▶ [Rows]:
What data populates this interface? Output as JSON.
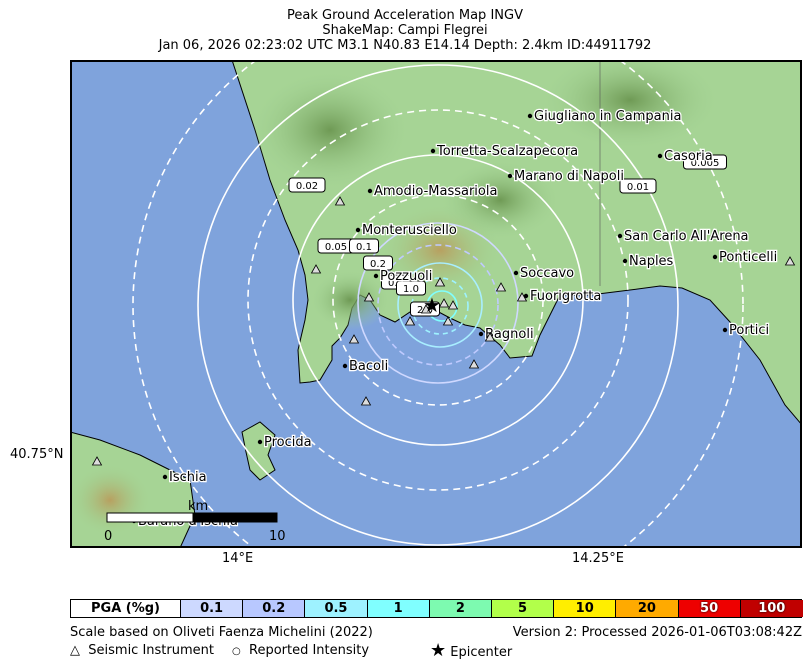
{
  "header": {
    "line1": "Peak Ground Acceleration Map INGV",
    "line2": "ShakeMap: Campi Flegrei",
    "line3": "Jan 06, 2026 02:23:02 UTC M3.1 N40.83 E14.14 Depth: 2.4km ID:44911792"
  },
  "axes": {
    "lat_label": "40.75°N",
    "lon_label_1": "14°E",
    "lon_label_2": "14.25°E"
  },
  "cities": [
    {
      "name": "Giugliano in Campania"
    },
    {
      "name": "Torretta-Scalzapecora"
    },
    {
      "name": "Casoria"
    },
    {
      "name": "Marano di Napoli"
    },
    {
      "name": "Amodio-Massariola"
    },
    {
      "name": "Monterusciello"
    },
    {
      "name": "San Carlo All'Arena"
    },
    {
      "name": "Naples"
    },
    {
      "name": "Ponticelli"
    },
    {
      "name": "Pozzuoli"
    },
    {
      "name": "Soccavo"
    },
    {
      "name": "Fuorigrotta"
    },
    {
      "name": "Bagnoli"
    },
    {
      "name": "Portici"
    },
    {
      "name": "Bacoli"
    },
    {
      "name": "Procida"
    },
    {
      "name": "Ischia"
    },
    {
      "name": "Barano d'Ischia"
    }
  ],
  "contour_labels": [
    "0.02",
    "0.05",
    "0.1",
    "0.2",
    "0.5",
    "1.0",
    "2.0",
    "0.01",
    "0.005"
  ],
  "scalebar": {
    "unit": "km",
    "start": "0",
    "end": "10"
  },
  "legend": {
    "title": "PGA (%g)",
    "items": [
      {
        "label": "0.1",
        "color": "#cdd9ff"
      },
      {
        "label": "0.2",
        "color": "#b8c8ff"
      },
      {
        "label": "0.5",
        "color": "#9ef2ff"
      },
      {
        "label": "1",
        "color": "#80ffff"
      },
      {
        "label": "2",
        "color": "#7dfab0"
      },
      {
        "label": "5",
        "color": "#b2ff4a"
      },
      {
        "label": "10",
        "color": "#ffee00"
      },
      {
        "label": "20",
        "color": "#ffaa00"
      },
      {
        "label": "50",
        "color": "#ee0000"
      },
      {
        "label": "100",
        "color": "#c00000"
      }
    ]
  },
  "footer": {
    "scale_note": "Scale based on Oliveti Faenza Michelini (2022)",
    "version": "Version 2: Processed 2026-01-06T03:08:42Z",
    "key_instrument": "Seismic Instrument",
    "key_intensity": "Reported Intensity",
    "key_epicenter": "Epicenter"
  },
  "colors": {
    "sea": "#7fa3dc",
    "land": "#9fd08f",
    "highland": "#7fae6a",
    "contour": "#ffffff"
  }
}
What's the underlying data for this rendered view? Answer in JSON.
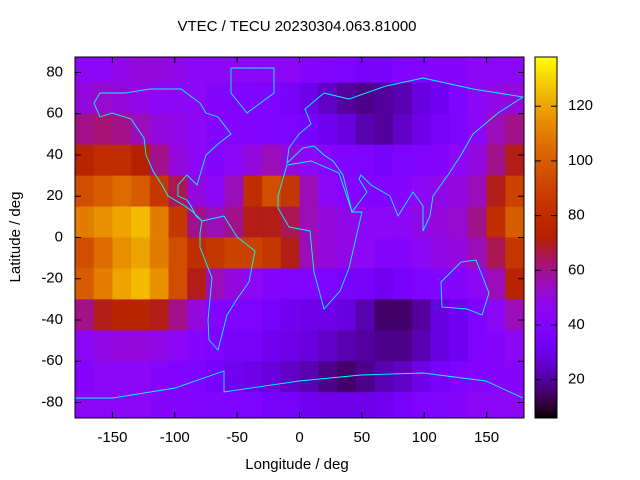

▶ [Given instruction]: Retype each line of the listing above word for word. Exclude the pictures.

▶ [Response for this exercise]:
What data populates this interface? Output as JSON.
{
  "header": {
    "line1": "Peak Ground Acceleration Map INGV",
    "line2": "ShakeMap: Campi Flegrei",
    "line3": "Jan 06, 2026 02:23:02 UTC M3.1 N40.83 E14.14 Depth: 2.4km ID:44911792"
  },
  "axes": {
    "lat_label": "40.75°N",
    "lon_label_1": "14°E",
    "lon_label_2": "14.25°E"
  },
  "cities": [
    {
      "name": "Giugliano in Campania"
    },
    {
      "name": "Torretta-Scalzapecora"
    },
    {
      "name": "Casoria"
    },
    {
      "name": "Marano di Napoli"
    },
    {
      "name": "Amodio-Massariola"
    },
    {
      "name": "Monterusciello"
    },
    {
      "name": "San Carlo All'Arena"
    },
    {
      "name": "Naples"
    },
    {
      "name": "Ponticelli"
    },
    {
      "name": "Pozzuoli"
    },
    {
      "name": "Soccavo"
    },
    {
      "name": "Fuorigrotta"
    },
    {
      "name": "Bagnoli"
    },
    {
      "name": "Portici"
    },
    {
      "name": "Bacoli"
    },
    {
      "name": "Procida"
    },
    {
      "name": "Ischia"
    },
    {
      "name": "Barano d'Ischia"
    }
  ],
  "contour_labels": [
    "0.02",
    "0.05",
    "0.1",
    "0.2",
    "0.5",
    "1.0",
    "2.0",
    "0.01",
    "0.005"
  ],
  "scalebar": {
    "unit": "km",
    "start": "0",
    "end": "10"
  },
  "legend": {
    "title": "PGA (%g)",
    "items": [
      {
        "label": "0.1",
        "color": "#cdd9ff"
      },
      {
        "label": "0.2",
        "color": "#b8c8ff"
      },
      {
        "label": "0.5",
        "color": "#9ef2ff"
      },
      {
        "label": "1",
        "color": "#80ffff"
      },
      {
        "label": "2",
        "color": "#7dfab0"
      },
      {
        "label": "5",
        "color": "#b2ff4a"
      },
      {
        "label": "10",
        "color": "#ffee00"
      },
      {
        "label": "20",
        "color": "#ffaa00"
      },
      {
        "label": "50",
        "color": "#ee0000"
      },
      {
        "label": "100",
        "color": "#c00000"
      }
    ]
  },
  "footer": {
    "scale_note": "Scale based on Oliveti Faenza Michelini (2022)",
    "version": "Version 2: Processed 2026-01-06T03:08:42Z",
    "key_instrument": "Seismic Instrument",
    "key_intensity": "Reported Intensity",
    "key_epicenter": "Epicenter"
  },
  "colors": {
    "sea": "#7fa3dc",
    "land": "#9fd08f",
    "highland": "#7fae6a",
    "contour": "#ffffff"
  }
}
What's the underlying data for this rendered view? Answer in JSON.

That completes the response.